▶ **DIRECTIVE**
Lay out the entries below as a JSON list of strings, with one string per line in the order given and any blank lines omitted.

## begin DATA TO USE

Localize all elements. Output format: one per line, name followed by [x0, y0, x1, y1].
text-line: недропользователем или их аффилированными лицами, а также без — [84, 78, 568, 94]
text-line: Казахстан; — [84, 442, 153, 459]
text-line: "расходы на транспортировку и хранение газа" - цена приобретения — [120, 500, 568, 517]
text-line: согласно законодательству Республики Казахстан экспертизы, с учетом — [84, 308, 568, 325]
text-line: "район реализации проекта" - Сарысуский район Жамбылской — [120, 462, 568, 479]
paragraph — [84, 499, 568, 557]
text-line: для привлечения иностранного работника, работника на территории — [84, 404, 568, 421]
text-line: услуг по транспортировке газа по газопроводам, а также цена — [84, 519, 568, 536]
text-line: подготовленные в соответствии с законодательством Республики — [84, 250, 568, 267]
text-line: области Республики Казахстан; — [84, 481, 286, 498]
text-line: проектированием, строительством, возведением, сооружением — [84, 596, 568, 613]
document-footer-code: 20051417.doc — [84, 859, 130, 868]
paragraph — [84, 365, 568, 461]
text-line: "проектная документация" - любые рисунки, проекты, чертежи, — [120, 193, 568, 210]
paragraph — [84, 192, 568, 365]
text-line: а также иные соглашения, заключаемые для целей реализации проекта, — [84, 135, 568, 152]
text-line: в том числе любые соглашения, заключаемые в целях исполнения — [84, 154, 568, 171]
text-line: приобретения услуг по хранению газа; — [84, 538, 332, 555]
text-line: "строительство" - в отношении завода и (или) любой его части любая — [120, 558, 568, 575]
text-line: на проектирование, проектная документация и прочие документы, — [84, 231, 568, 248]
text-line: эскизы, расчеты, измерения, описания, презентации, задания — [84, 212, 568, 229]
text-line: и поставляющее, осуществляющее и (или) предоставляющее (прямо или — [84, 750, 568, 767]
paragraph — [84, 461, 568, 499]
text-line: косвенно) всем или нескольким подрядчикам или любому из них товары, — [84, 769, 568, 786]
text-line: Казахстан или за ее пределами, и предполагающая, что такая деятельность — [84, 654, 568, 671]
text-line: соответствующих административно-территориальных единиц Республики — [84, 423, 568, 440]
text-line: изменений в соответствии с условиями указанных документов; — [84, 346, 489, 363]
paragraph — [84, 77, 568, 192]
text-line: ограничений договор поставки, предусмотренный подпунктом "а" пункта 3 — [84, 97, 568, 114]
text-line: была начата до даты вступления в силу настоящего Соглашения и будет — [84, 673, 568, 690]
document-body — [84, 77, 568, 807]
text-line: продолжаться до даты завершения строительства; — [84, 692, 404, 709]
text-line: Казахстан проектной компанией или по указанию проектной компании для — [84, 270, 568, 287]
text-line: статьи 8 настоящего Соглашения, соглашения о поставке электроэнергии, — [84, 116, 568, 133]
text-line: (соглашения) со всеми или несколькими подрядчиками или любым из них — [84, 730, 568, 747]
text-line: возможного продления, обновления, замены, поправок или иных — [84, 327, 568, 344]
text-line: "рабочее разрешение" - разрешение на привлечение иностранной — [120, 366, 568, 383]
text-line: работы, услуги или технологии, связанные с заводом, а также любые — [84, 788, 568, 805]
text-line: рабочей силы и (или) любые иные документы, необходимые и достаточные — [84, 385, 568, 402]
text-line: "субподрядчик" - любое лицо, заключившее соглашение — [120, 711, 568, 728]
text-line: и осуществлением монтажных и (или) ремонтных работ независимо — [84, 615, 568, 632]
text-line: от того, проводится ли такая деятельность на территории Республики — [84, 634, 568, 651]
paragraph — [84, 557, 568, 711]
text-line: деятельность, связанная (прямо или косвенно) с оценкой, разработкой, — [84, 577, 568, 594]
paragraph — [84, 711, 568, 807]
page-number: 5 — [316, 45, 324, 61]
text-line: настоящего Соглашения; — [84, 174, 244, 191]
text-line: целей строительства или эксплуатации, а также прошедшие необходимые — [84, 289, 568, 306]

## end DATA TO USE

▶ **IN RESPONSE**
[
  "Localize all elements. Output format: one per line, name followed by [x0, y0, x1, y1].",
  "text-line: недропользователем или их аффилированными лицами, а также без — [84, 78, 568, 94]",
  "text-line: Казахстан; — [84, 442, 153, 459]",
  "text-line: \"расходы на транспортировку и хранение газа\" - цена приобретения — [120, 500, 568, 517]",
  "text-line: согласно законодательству Республики Казахстан экспертизы, с учетом — [84, 308, 568, 325]",
  "text-line: \"район реализации проекта\" - Сарысуский район Жамбылской — [120, 462, 568, 479]",
  "paragraph — [84, 499, 568, 557]",
  "text-line: для привлечения иностранного работника, работника на территории — [84, 404, 568, 421]",
  "text-line: услуг по транспортировке газа по газопроводам, а также цена — [84, 519, 568, 536]",
  "text-line: подготовленные в соответствии с законодательством Республики — [84, 250, 568, 267]",
  "text-line: области Республики Казахстан; — [84, 481, 286, 498]",
  "text-line: проектированием, строительством, возведением, сооружением — [84, 596, 568, 613]",
  "document-footer-code: 20051417.doc — [84, 859, 130, 868]",
  "paragraph — [84, 365, 568, 461]",
  "text-line: \"проектная документация\" - любые рисунки, проекты, чертежи, — [120, 193, 568, 210]",
  "paragraph — [84, 192, 568, 365]",
  "text-line: а также иные соглашения, заключаемые для целей реализации проекта, — [84, 135, 568, 152]",
  "text-line: в том числе любые соглашения, заключаемые в целях исполнения — [84, 154, 568, 171]",
  "text-line: приобретения услуг по хранению газа; — [84, 538, 332, 555]",
  "text-line: \"строительство\" - в отношении завода и (или) любой его части любая — [120, 558, 568, 575]",
  "text-line: на проектирование, проектная документация и прочие документы, — [84, 231, 568, 248]",
  "text-line: эскизы, расчеты, измерения, описания, презентации, задания — [84, 212, 568, 229]",
  "text-line: и поставляющее, осуществляющее и (или) предоставляющее (прямо или — [84, 750, 568, 767]",
  "paragraph — [84, 461, 568, 499]",
  "text-line: косвенно) всем или нескольким подрядчикам или любому из них товары, — [84, 769, 568, 786]",
  "text-line: Казахстан или за ее пределами, и предполагающая, что такая деятельность — [84, 654, 568, 671]",
  "text-line: соответствующих административно-территориальных единиц Республики — [84, 423, 568, 440]",
  "text-line: изменений в соответствии с условиями указанных документов; — [84, 346, 489, 363]",
  "paragraph — [84, 77, 568, 192]",
  "text-line: ограничений договор поставки, предусмотренный подпунктом \"а\" пункта 3 — [84, 97, 568, 114]",
  "text-line: была начата до даты вступления в силу настоящего Соглашения и будет — [84, 673, 568, 690]",
  "document-body — [84, 77, 568, 807]",
  "text-line: продолжаться до даты завершения строительства; — [84, 692, 404, 709]",
  "text-line: Казахстан проектной компанией или по указанию проектной компании для — [84, 270, 568, 287]",
  "text-line: статьи 8 настоящего Соглашения, соглашения о поставке электроэнергии, — [84, 116, 568, 133]",
  "text-line: (соглашения) со всеми или несколькими подрядчиками или любым из них — [84, 730, 568, 747]",
  "text-line: возможного продления, обновления, замены, поправок или иных — [84, 327, 568, 344]",
  "text-line: \"рабочее разрешение\" - разрешение на привлечение иностранной — [120, 366, 568, 383]",
  "text-line: работы, услуги или технологии, связанные с заводом, а также любые — [84, 788, 568, 805]",
  "text-line: рабочей силы и (или) любые иные документы, необходимые и достаточные — [84, 385, 568, 402]",
  "text-line: \"субподрядчик\" - любое лицо, заключившее соглашение — [120, 711, 568, 728]",
  "text-line: и осуществлением монтажных и (или) ремонтных работ независимо — [84, 615, 568, 632]",
  "text-line: от того, проводится ли такая деятельность на территории Республики — [84, 634, 568, 651]",
  "paragraph — [84, 557, 568, 711]",
  "text-line: деятельность, связанная (прямо или косвенно) с оценкой, разработкой, — [84, 577, 568, 594]",
  "paragraph — [84, 711, 568, 807]",
  "page-number: 5 — [316, 45, 324, 61]",
  "text-line: настоящего Соглашения; — [84, 174, 244, 191]",
  "text-line: целей строительства или эксплуатации, а также прошедшие необходимые — [84, 289, 568, 306]"
]